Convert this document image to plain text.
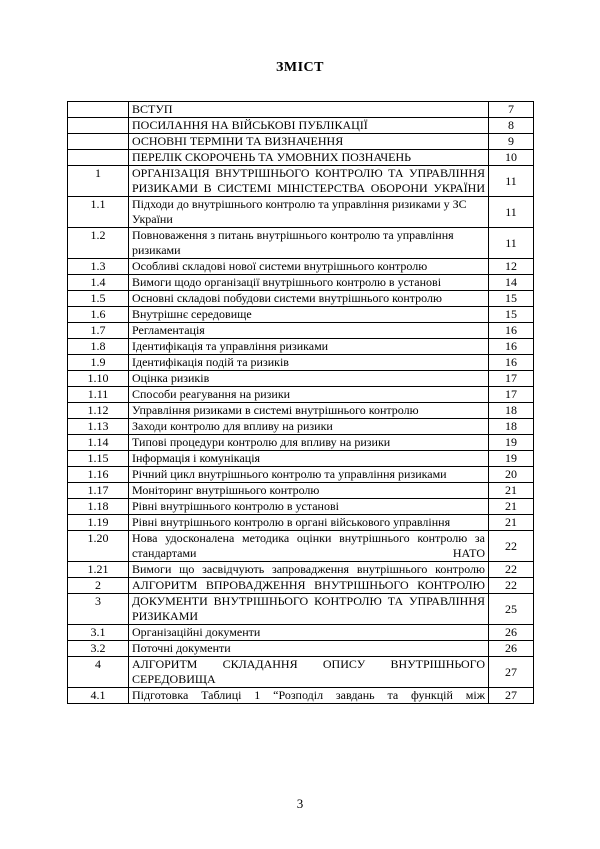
ЗМІСТ
	ВСТУП	7
	ПОСИЛАННЯ НА ВІЙСЬКОВІ ПУБЛІКАЦІЇ	8
	ОСНОВНІ ТЕРМІНИ ТА ВИЗНАЧЕННЯ	9
	ПЕРЕЛІК СКОРОЧЕНЬ ТА УМОВНИХ ПОЗНАЧЕНЬ	10
1	ОРГАНІЗАЦІЯ ВНУТРІШНЬОГО КОНТРОЛЮ ТА УПРАВЛІННЯ РИЗИКАМИ В СИСТЕМІ МІНІСТЕРСТВА ОБОРОНИ УКРАЇНИ	11
1.1	Підходи до внутрішнього контролю та управління ризиками у ЗС України	11
1.2	Повноваження з питань внутрішнього контролю та управління ризиками	11
1.3	Особливі складові нової системи внутрішнього контролю	12
1.4	Вимоги щодо організації внутрішнього контролю в установі	14
1.5	Основні складові побудови системи внутрішнього контролю	15
1.6	Внутрішнє середовище	15
1.7	Регламентація	16
1.8	Ідентифікація та управління ризиками	16
1.9	Ідентифікація подій та ризиків	16
1.10	Оцінка ризиків	17
1.11	Способи реагування на ризики	17
1.12	Управління ризиками в системі внутрішнього контролю	18
1.13	Заходи контролю для впливу на ризики	18
1.14	Типові процедури контролю для впливу на ризики	19
1.15	Інформація і комунікація	19
1.16	Річний цикл внутрішнього контролю та управління ризиками	20
1.17	Моніторинг внутрішнього контролю	21
1.18	Рівні внутрішнього контролю в установі	21
1.19	Рівні внутрішнього контролю в органі військового управління	21
1.20	Нова удосконалена методика оцінки внутрішнього контролю за стандартами НАТО	22
1.21	Вимоги що засвідчують запровадження внутрішнього контролю	22
2	АЛГОРИТМ ВПРОВАДЖЕННЯ ВНУТРІШНЬОГО КОНТРОЛЮ	22
3	ДОКУМЕНТИ ВНУТРІШНЬОГО КОНТРОЛЮ ТА УПРАВЛІННЯ РИЗИКАМИ	25
3.1	Організаційні документи	26
3.2	Поточні документи	26
4	АЛГОРИТМ СКЛАДАННЯ ОПИСУ ВНУТРІШНЬОГО СЕРЕДОВИЩА	27
4.1	Підготовка Таблиці 1 “Розподіл завдань та функцій між	27
3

____________

§ **GIVEN TASK**: Your task is to repeat the material above exactly, without its pictures.

§ **FINAL RESULT**:
Convert this document image to plain text.
ЗМІСТ
	ВСТУП	7
	ПОСИЛАННЯ НА ВІЙСЬКОВІ ПУБЛІКАЦІЇ	8
	ОСНОВНІ ТЕРМІНИ ТА ВИЗНАЧЕННЯ	9
	ПЕРЕЛІК СКОРОЧЕНЬ ТА УМОВНИХ ПОЗНАЧЕНЬ	10
1	ОРГАНІЗАЦІЯ ВНУТРІШНЬОГО КОНТРОЛЮ ТА УПРАВЛІННЯ РИЗИКАМИ В СИСТЕМІ МІНІСТЕРСТВА ОБОРОНИ УКРАЇНИ	11
1.1	Підходи до внутрішнього контролю та управління ризиками у ЗС України	11
1.2	Повноваження з питань внутрішнього контролю та управління ризиками	11
1.3	Особливі складові нової системи внутрішнього контролю	12
1.4	Вимоги щодо організації внутрішнього контролю в установі	14
1.5	Основні складові побудови системи внутрішнього контролю	15
1.6	Внутрішнє середовище	15
1.7	Регламентація	16
1.8	Ідентифікація та управління ризиками	16
1.9	Ідентифікація подій та ризиків	16
1.10	Оцінка ризиків	17
1.11	Способи реагування на ризики	17
1.12	Управління ризиками в системі внутрішнього контролю	18
1.13	Заходи контролю для впливу на ризики	18
1.14	Типові процедури контролю для впливу на ризики	19
1.15	Інформація і комунікація	19
1.16	Річний цикл внутрішнього контролю та управління ризиками	20
1.17	Моніторинг внутрішнього контролю	21
1.18	Рівні внутрішнього контролю в установі	21
1.19	Рівні внутрішнього контролю в органі військового управління	21
1.20	Нова удосконалена методика оцінки внутрішнього контролю за стандартами НАТО	22
1.21	Вимоги що засвідчують запровадження внутрішнього контролю	22
2	АЛГОРИТМ ВПРОВАДЖЕННЯ ВНУТРІШНЬОГО КОНТРОЛЮ	22
3	ДОКУМЕНТИ ВНУТРІШНЬОГО КОНТРОЛЮ ТА УПРАВЛІННЯ РИЗИКАМИ	25
3.1	Організаційні документи	26
3.2	Поточні документи	26
4	АЛГОРИТМ СКЛАДАННЯ ОПИСУ ВНУТРІШНЬОГО СЕРЕДОВИЩА	27
4.1	Підготовка Таблиці 1 “Розподіл завдань та функцій між	27
3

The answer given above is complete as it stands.